GOAL: Print out every record exactly as it appears.

(Data excerpts)
#####

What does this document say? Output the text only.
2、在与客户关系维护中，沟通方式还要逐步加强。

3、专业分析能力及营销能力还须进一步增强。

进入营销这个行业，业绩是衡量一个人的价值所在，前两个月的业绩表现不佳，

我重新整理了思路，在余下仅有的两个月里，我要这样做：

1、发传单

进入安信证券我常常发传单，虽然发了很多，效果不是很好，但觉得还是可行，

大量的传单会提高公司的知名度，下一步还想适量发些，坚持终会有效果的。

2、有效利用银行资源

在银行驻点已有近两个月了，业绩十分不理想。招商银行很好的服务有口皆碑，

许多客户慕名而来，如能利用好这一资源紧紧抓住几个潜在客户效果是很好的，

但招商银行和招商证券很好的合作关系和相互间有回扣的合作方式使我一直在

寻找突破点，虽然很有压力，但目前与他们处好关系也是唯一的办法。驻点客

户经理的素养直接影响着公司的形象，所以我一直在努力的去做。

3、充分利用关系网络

#####

COMPLETE ANSWER:
What does this document say? Output the text only.
2、在与客户关系维护中，沟通方式还要逐步加强。

3、专业分析能力及营销能力还须进一步增强。

进入营销这个行业，业绩是衡量一个人的价值所在，前两个月的业绩表现不佳，

我重新整理了思路，在余下仅有的两个月里，我要这样做：

1、发传单

进入安信证券我常常发传单，虽然发了很多，效果不是很好，但觉得还是可行，

大量的传单会提高公司的知名度，下一步还想适量发些，坚持终会有效果的。

2、有效利用银行资源

在银行驻点已有近两个月了，业绩十分不理想。招商银行很好的服务有口皆碑，

许多客户慕名而来，如能利用好这一资源紧紧抓住几个潜在客户效果是很好的，

但招商银行和招商证券很好的合作关系和相互间有回扣的合作方式使我一直在

寻找突破点，虽然很有压力，但目前与他们处好关系也是唯一的办法。驻点客

户经理的素养直接影响着公司的形象，所以我一直在努力的去做。

3、充分利用关系网络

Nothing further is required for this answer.